Written request
Send back the records in full, character for character.

Given data
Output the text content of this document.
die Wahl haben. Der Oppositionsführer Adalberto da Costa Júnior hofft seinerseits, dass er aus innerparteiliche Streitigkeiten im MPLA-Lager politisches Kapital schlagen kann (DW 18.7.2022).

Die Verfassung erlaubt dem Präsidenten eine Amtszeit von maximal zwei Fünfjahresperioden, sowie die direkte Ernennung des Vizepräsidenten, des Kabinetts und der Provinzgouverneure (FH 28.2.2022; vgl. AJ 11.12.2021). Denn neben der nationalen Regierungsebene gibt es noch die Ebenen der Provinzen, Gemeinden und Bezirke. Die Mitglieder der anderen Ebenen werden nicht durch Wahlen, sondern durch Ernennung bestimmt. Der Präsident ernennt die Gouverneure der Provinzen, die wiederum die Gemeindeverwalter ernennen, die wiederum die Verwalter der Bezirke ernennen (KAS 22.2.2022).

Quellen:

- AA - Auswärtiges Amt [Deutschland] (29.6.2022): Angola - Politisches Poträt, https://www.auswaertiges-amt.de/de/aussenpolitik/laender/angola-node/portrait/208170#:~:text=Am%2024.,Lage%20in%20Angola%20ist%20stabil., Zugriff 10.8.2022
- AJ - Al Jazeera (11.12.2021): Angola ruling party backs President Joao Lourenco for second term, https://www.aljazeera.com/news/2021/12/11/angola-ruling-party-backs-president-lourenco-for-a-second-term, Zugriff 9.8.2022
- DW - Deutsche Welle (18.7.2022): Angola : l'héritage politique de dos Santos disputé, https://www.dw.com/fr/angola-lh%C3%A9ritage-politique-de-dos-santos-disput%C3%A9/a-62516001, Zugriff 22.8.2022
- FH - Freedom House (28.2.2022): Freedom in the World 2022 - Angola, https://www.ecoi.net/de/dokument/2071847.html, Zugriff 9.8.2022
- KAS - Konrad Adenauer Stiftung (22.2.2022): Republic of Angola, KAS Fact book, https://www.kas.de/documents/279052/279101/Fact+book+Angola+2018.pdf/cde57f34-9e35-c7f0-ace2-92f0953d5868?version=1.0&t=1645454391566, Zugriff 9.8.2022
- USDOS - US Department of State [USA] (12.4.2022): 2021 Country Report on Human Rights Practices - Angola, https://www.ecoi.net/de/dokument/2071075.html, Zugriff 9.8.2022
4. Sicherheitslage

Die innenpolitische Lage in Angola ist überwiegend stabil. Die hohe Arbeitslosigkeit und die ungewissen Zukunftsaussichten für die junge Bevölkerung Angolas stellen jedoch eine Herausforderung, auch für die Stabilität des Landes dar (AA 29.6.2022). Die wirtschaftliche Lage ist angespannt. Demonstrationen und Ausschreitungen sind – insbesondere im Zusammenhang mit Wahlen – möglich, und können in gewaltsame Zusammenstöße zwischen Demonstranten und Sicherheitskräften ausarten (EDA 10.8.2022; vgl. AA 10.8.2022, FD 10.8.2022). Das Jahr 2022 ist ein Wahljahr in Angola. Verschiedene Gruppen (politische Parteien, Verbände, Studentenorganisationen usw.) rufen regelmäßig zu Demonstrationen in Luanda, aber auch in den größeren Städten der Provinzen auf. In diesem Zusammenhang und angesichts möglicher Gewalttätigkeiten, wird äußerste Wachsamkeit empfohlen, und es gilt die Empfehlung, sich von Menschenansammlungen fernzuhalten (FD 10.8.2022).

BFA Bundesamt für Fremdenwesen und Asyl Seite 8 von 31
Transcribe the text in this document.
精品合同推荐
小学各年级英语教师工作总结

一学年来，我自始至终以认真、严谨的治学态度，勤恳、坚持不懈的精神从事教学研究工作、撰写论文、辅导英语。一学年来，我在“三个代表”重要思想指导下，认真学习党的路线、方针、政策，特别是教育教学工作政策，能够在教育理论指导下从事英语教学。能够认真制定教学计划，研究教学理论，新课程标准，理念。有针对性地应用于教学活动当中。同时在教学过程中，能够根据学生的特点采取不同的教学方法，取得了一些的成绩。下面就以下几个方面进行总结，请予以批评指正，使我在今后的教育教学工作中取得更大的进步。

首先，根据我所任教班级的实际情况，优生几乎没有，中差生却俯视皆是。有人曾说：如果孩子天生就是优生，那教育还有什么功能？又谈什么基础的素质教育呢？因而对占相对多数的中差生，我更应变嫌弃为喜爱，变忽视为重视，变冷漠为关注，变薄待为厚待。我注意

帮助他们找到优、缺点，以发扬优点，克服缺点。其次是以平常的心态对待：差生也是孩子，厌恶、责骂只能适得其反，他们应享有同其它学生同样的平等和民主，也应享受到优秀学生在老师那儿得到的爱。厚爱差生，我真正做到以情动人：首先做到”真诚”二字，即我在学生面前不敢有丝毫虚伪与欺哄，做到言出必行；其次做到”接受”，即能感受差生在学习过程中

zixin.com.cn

The completed task
Output the text content of this document.
die Wahl haben. Der Oppositionsführer Adalberto da Costa Júnior hofft seinerseits, dass er aus innerparteiliche Streitigkeiten im MPLA-Lager politisches Kapital schlagen kann (DW 18.7.2022).

Die Verfassung erlaubt dem Präsidenten eine Amtszeit von maximal zwei Fünfjahresperioden, sowie die direkte Ernennung des Vizepräsidenten, des Kabinetts und der Provinzgouverneure (FH 28.2.2022; vgl. AJ 11.12.2021). Denn neben der nationalen Regierungsebene gibt es noch die Ebenen der Provinzen, Gemeinden und Bezirke. Die Mitglieder der anderen Ebenen werden nicht durch Wahlen, sondern durch Ernennung bestimmt. Der Präsident ernennt die Gouverneure der Provinzen, die wiederum die Gemeindeverwalter ernennen, die wiederum die Verwalter der Bezirke ernennen (KAS 22.2.2022).

Quellen:

- AA - Auswärtiges Amt [Deutschland] (29.6.2022): Angola - Politisches Poträt, https://www.auswaertiges-amt.de/de/aussenpolitik/laender/angola-node/portrait/208170#:~:text=Am%2024.,Lage%20in%20Angola%20ist%20stabil., Zugriff 10.8.2022
- AJ - Al Jazeera (11.12.2021): Angola ruling party backs President Joao Lourenco for second term, https://www.aljazeera.com/news/2021/12/11/angola-ruling-party-backs-president-lourenco-for-a-second-term, Zugriff 9.8.2022
- DW - Deutsche Welle (18.7.2022): Angola : l'héritage politique de dos Santos disputé, https://www.dw.com/fr/angola-lh%C3%A9ritage-politique-de-dos-santos-disput%C3%A9/a-62516001, Zugriff 22.8.2022
- FH - Freedom House (28.2.2022): Freedom in the World 2022 - Angola, https://www.ecoi.net/de/dokument/2071847.html, Zugriff 9.8.2022
- KAS - Konrad Adenauer Stiftung (22.2.2022): Republic of Angola, KAS Fact book, https://www.kas.de/documents/279052/279101/Fact+book+Angola+2018.pdf/cde57f34-9e35-c7f0-ace2-92f0953d5868?version=1.0&t=1645454391566, Zugriff 9.8.2022
- USDOS - US Department of State [USA] (12.4.2022): 2021 Country Report on Human Rights Practices - Angola, https://www.ecoi.net/de/dokument/2071075.html, Zugriff 9.8.2022
4. Sicherheitslage

Die innenpolitische Lage in Angola ist überwiegend stabil. Die hohe Arbeitslosigkeit und die ungewissen Zukunftsaussichten für die junge Bevölkerung Angolas stellen jedoch eine Herausforderung, auch für die Stabilität des Landes dar (AA 29.6.2022). Die wirtschaftliche Lage ist angespannt. Demonstrationen und Ausschreitungen sind – insbesondere im Zusammenhang mit Wahlen – möglich, und können in gewaltsame Zusammenstöße zwischen Demonstranten und Sicherheitskräften ausarten (EDA 10.8.2022; vgl. AA 10.8.2022, FD 10.8.2022). Das Jahr 2022 ist ein Wahljahr in Angola. Verschiedene Gruppen (politische Parteien, Verbände, Studentenorganisationen usw.) rufen regelmäßig zu Demonstrationen in Luanda, aber auch in den größeren Städten der Provinzen auf. In diesem Zusammenhang und angesichts möglicher Gewalttätigkeiten, wird äußerste Wachsamkeit empfohlen, und es gilt die Empfehlung, sich von Menschenansammlungen fernzuhalten (FD 10.8.2022).

BFA Bundesamt für Fremdenwesen und Asyl Seite 8 von 31
Transcribe the text in this document.
精品合同推荐
小学各年级英语教师工作总结

一学年来，我自始至终以认真、严谨的治学态度，勤恳、坚持不懈的精神从事教学研究工作、撰写论文、辅导英语。一学年来，我在“三个代表”重要思想指导下，认真学习党的路线、方针、政策，特别是教育教学工作政策，能够在教育理论指导下从事英语教学。能够认真制定教学计划，研究教学理论，新课程标准，理念。有针对性地应用于教学活动当中。同时在教学过程中，能够根据学生的特点采取不同的教学方法，取得了一些的成绩。下面就以下几个方面进行总结，请予以批评指正，使我在今后的教育教学工作中取得更大的进步。

首先，根据我所任教班级的实际情况，优生几乎没有，中差生却俯视皆是。有人曾说：如果孩子天生就是优生，那教育还有什么功能？又谈什么基础的素质教育呢？因而对占相对多数的中差生，我更应变嫌弃为喜爱，变忽视为重视，变冷漠为关注，变薄待为厚待。我注意

帮助他们找到优、缺点，以发扬优点，克服缺点。其次是以平常的心态对待：差生也是孩子，厌恶、责骂只能适得其反，他们应享有同其它学生同样的平等和民主，也应享受到优秀学生在老师那儿得到的爱。厚爱差生，我真正做到以情动人：首先做到”真诚”二字，即我在学生面前不敢有丝毫虚伪与欺哄，做到言出必行；其次做到”接受”，即能感受差生在学习过程中

zixin.com.cn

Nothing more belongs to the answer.